No images are to be carried over; print all other material exactly as it stands.

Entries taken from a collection
....................

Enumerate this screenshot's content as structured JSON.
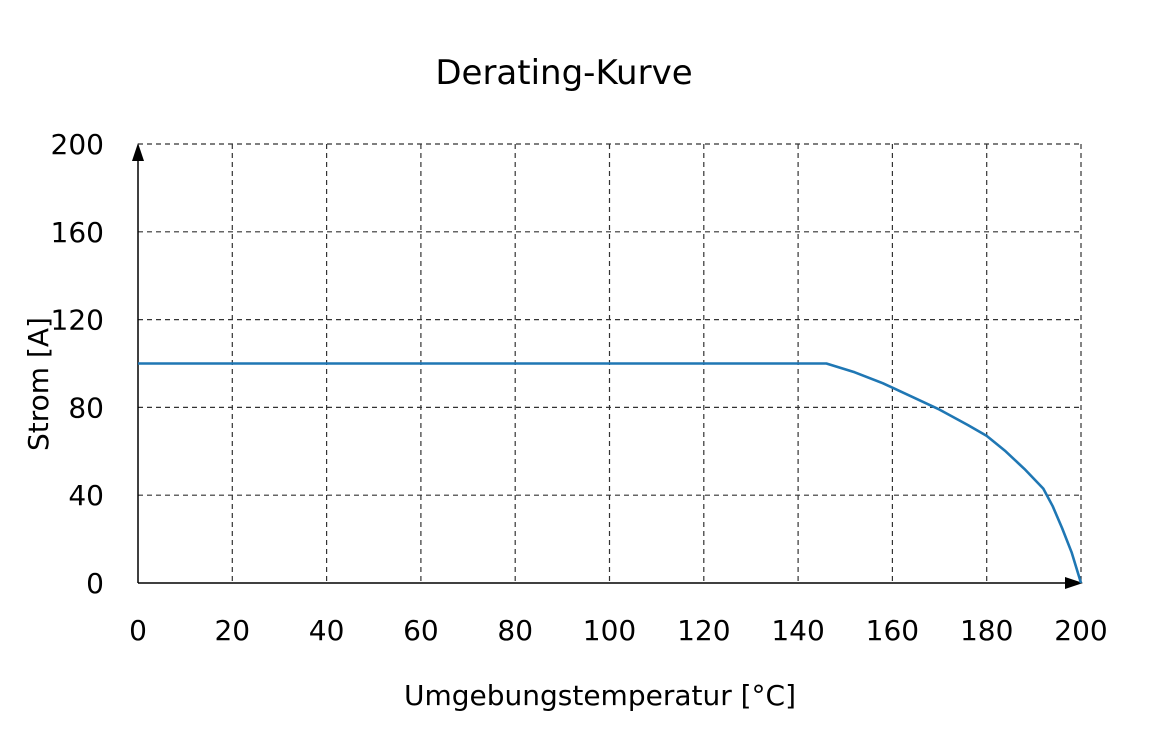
{
  "chart_data": {
    "type": "line",
    "title": "Derating-Kurve",
    "xlabel": "Umgebungstemperatur [°C]",
    "ylabel": "Strom [A]",
    "xlim": [
      0,
      200
    ],
    "ylim": [
      0,
      200
    ],
    "x_ticks": [
      0,
      20,
      40,
      60,
      80,
      100,
      120,
      140,
      160,
      180,
      200
    ],
    "y_ticks": [
      0,
      40,
      80,
      120,
      160,
      200
    ],
    "grid": true,
    "grid_style": "dashed",
    "series": [
      {
        "color": "#1f77b4",
        "x": [
          0,
          146,
          152,
          158,
          164,
          170,
          176,
          180,
          184,
          188,
          192,
          194,
          196,
          198,
          200
        ],
        "y": [
          100,
          100,
          96,
          91,
          85,
          79,
          72,
          67,
          60,
          52,
          43,
          35,
          25,
          14,
          0
        ]
      }
    ]
  }
}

....................

▸ **RESPONSE TO THIS EXERCISE**
Enumerate this screenshot's content as structured JSON.
{
  "chart_data": {
    "type": "line",
    "title": "Derating-Kurve",
    "xlabel": "Umgebungstemperatur [°C]",
    "ylabel": "Strom [A]",
    "xlim": [
      0,
      200
    ],
    "ylim": [
      0,
      200
    ],
    "x_ticks": [
      0,
      20,
      40,
      60,
      80,
      100,
      120,
      140,
      160,
      180,
      200
    ],
    "y_ticks": [
      0,
      40,
      80,
      120,
      160,
      200
    ],
    "grid": true,
    "grid_style": "dashed",
    "series": [
      {
        "color": "#1f77b4",
        "x": [
          0,
          146,
          152,
          158,
          164,
          170,
          176,
          180,
          184,
          188,
          192,
          194,
          196,
          198,
          200
        ],
        "y": [
          100,
          100,
          96,
          91,
          85,
          79,
          72,
          67,
          60,
          52,
          43,
          35,
          25,
          14,
          0
        ]
      }
    ]
  }
}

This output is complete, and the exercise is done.